# [What is asked]
Restate the full listing word for word and leave the pictures out.
********************
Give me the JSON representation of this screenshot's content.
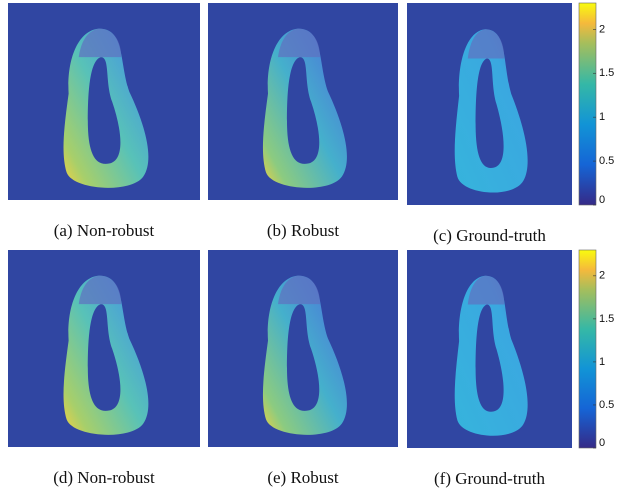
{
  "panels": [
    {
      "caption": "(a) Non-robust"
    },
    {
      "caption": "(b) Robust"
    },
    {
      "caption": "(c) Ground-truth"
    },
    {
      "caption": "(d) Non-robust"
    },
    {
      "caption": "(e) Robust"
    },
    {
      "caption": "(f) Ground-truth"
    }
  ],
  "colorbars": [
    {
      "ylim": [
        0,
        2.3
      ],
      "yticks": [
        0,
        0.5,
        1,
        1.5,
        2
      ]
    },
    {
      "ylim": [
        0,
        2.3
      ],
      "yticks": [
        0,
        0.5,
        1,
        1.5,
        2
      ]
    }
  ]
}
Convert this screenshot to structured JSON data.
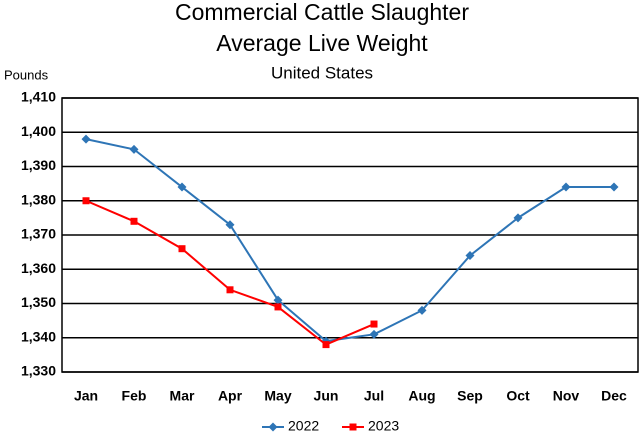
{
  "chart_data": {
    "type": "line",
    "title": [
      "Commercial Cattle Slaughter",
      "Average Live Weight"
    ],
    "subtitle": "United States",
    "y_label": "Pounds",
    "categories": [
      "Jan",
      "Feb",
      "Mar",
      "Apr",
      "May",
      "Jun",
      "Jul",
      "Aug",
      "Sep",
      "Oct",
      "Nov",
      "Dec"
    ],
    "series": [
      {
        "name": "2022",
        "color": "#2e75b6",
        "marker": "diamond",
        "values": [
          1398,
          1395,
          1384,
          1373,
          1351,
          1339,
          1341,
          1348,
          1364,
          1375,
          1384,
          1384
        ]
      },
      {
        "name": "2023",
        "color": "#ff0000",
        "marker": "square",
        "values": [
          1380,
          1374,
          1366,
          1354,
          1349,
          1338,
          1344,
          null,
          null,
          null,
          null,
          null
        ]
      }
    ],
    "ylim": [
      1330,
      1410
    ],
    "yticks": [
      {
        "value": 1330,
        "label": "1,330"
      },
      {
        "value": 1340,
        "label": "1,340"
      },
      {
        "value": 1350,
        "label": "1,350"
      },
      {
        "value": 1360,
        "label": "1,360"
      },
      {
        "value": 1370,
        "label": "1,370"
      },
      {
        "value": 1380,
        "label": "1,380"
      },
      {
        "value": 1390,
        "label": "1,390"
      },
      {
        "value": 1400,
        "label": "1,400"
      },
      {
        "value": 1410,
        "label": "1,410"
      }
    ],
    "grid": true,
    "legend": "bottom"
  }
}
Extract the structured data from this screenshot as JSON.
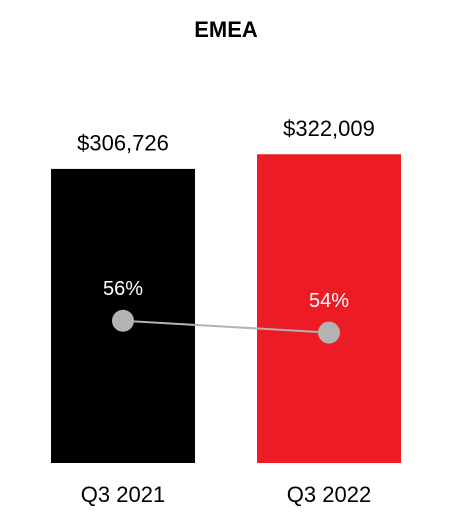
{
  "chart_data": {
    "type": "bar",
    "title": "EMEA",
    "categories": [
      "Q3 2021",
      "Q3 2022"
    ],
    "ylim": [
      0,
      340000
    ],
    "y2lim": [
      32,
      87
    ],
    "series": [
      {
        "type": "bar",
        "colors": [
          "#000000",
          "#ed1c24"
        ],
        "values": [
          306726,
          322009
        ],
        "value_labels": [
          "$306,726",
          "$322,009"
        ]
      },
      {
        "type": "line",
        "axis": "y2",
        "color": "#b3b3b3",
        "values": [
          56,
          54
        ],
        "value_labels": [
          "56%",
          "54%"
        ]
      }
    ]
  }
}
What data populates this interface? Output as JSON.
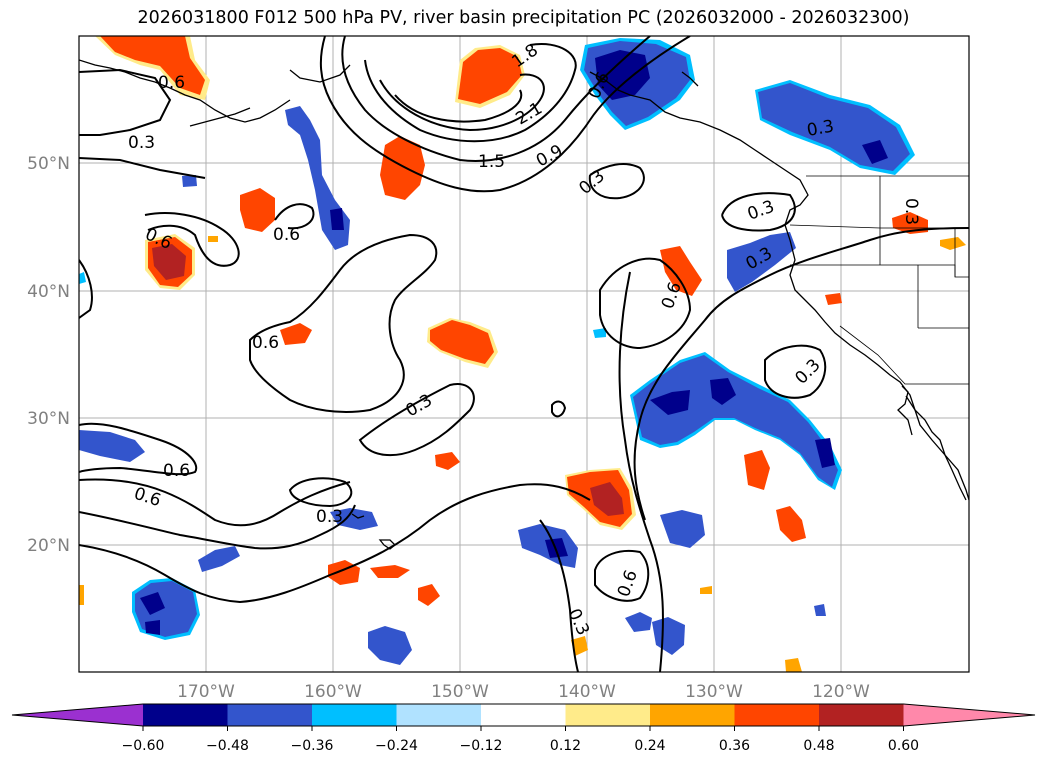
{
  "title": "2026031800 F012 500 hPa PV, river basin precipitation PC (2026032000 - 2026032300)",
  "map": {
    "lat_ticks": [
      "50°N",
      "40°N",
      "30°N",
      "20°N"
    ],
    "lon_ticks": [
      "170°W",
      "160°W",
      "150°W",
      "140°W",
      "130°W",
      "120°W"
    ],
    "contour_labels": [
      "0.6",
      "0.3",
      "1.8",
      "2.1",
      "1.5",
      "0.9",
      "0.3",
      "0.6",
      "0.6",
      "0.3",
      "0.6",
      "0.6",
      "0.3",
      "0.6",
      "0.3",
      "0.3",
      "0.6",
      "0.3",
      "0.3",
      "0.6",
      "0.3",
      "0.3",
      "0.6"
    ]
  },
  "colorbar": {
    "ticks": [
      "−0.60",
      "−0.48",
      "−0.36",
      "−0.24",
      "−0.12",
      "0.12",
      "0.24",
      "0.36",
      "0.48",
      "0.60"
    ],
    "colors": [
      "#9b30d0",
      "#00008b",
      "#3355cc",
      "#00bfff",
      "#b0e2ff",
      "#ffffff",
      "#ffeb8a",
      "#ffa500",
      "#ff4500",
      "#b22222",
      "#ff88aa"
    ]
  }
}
********************
# [Result of the task]
Give me the JSON representation of this screenshot's content.
{
  "panels": [
    {
      "caption": "(a) Non-robust"
    },
    {
      "caption": "(b) Robust"
    },
    {
      "caption": "(c) Ground-truth"
    },
    {
      "caption": "(d) Non-robust"
    },
    {
      "caption": "(e) Robust"
    },
    {
      "caption": "(f) Ground-truth"
    }
  ],
  "colorbars": [
    {
      "ylim": [
        0,
        2.3
      ],
      "yticks": [
        0,
        0.5,
        1,
        1.5,
        2
      ]
    },
    {
      "ylim": [
        0,
        2.3
      ],
      "yticks": [
        0,
        0.5,
        1,
        1.5,
        2
      ]
    }
  ]
}
Convert this screenshot to structured JSON data.
{
  "chart_data": {
    "type": "line",
    "title": [
      "Commercial Cattle Slaughter",
      "Average Live Weight"
    ],
    "subtitle": "United States",
    "y_label": "Pounds",
    "categories": [
      "Jan",
      "Feb",
      "Mar",
      "Apr",
      "May",
      "Jun",
      "Jul",
      "Aug",
      "Sep",
      "Oct",
      "Nov",
      "Dec"
    ],
    "series": [
      {
        "name": "2022",
        "color": "#2e75b6",
        "marker": "diamond",
        "values": [
          1398,
          1395,
          1384,
          1373,
          1351,
          1339,
          1341,
          1348,
          1364,
          1375,
          1384,
          1384
        ]
      },
      {
        "name": "2023",
        "color": "#ff0000",
        "marker": "square",
        "values": [
          1380,
          1374,
          1366,
          1354,
          1349,
          1338,
          1344,
          null,
          null,
          null,
          null,
          null
        ]
      }
    ],
    "ylim": [
      1330,
      1410
    ],
    "yticks": [
      {
        "value": 1330,
        "label": "1,330"
      },
      {
        "value": 1340,
        "label": "1,340"
      },
      {
        "value": 1350,
        "label": "1,350"
      },
      {
        "value": 1360,
        "label": "1,360"
      },
      {
        "value": 1370,
        "label": "1,370"
      },
      {
        "value": 1380,
        "label": "1,380"
      },
      {
        "value": 1390,
        "label": "1,390"
      },
      {
        "value": 1400,
        "label": "1,400"
      },
      {
        "value": 1410,
        "label": "1,410"
      }
    ],
    "grid": true,
    "legend": "bottom"
  }
}
Extract the structured data from this screenshot as JSON.
{
  "chart_data": {
    "type": "bar",
    "title": "EMEA",
    "categories": [
      "Q3 2021",
      "Q3 2022"
    ],
    "ylim": [
      0,
      340000
    ],
    "y2lim": [
      32,
      87
    ],
    "series": [
      {
        "type": "bar",
        "colors": [
          "#000000",
          "#ed1c24"
        ],
        "values": [
          306726,
          322009
        ],
        "value_labels": [
          "$306,726",
          "$322,009"
        ]
      },
      {
        "type": "line",
        "axis": "y2",
        "color": "#b3b3b3",
        "values": [
          56,
          54
        ],
        "value_labels": [
          "56%",
          "54%"
        ]
      }
    ]
  }
}
What data populates this interface? Output as JSON.
{
  "title": "2026031800 F012 500 hPa PV, river basin precipitation PC (2026032000 - 2026032300)",
  "map": {
    "lat_ticks": [
      "50°N",
      "40°N",
      "30°N",
      "20°N"
    ],
    "lon_ticks": [
      "170°W",
      "160°W",
      "150°W",
      "140°W",
      "130°W",
      "120°W"
    ],
    "contour_labels": [
      "0.6",
      "0.3",
      "1.8",
      "2.1",
      "1.5",
      "0.9",
      "0.3",
      "0.6",
      "0.6",
      "0.3",
      "0.6",
      "0.6",
      "0.3",
      "0.6",
      "0.3",
      "0.3",
      "0.6",
      "0.3",
      "0.3",
      "0.6",
      "0.3",
      "0.3",
      "0.6"
    ]
  },
  "colorbar": {
    "ticks": [
      "−0.60",
      "−0.48",
      "−0.36",
      "−0.24",
      "−0.12",
      "0.12",
      "0.24",
      "0.36",
      "0.48",
      "0.60"
    ],
    "colors": [
      "#9b30d0",
      "#00008b",
      "#3355cc",
      "#00bfff",
      "#b0e2ff",
      "#ffffff",
      "#ffeb8a",
      "#ffa500",
      "#ff4500",
      "#b22222",
      "#ff88aa"
    ]
  }
}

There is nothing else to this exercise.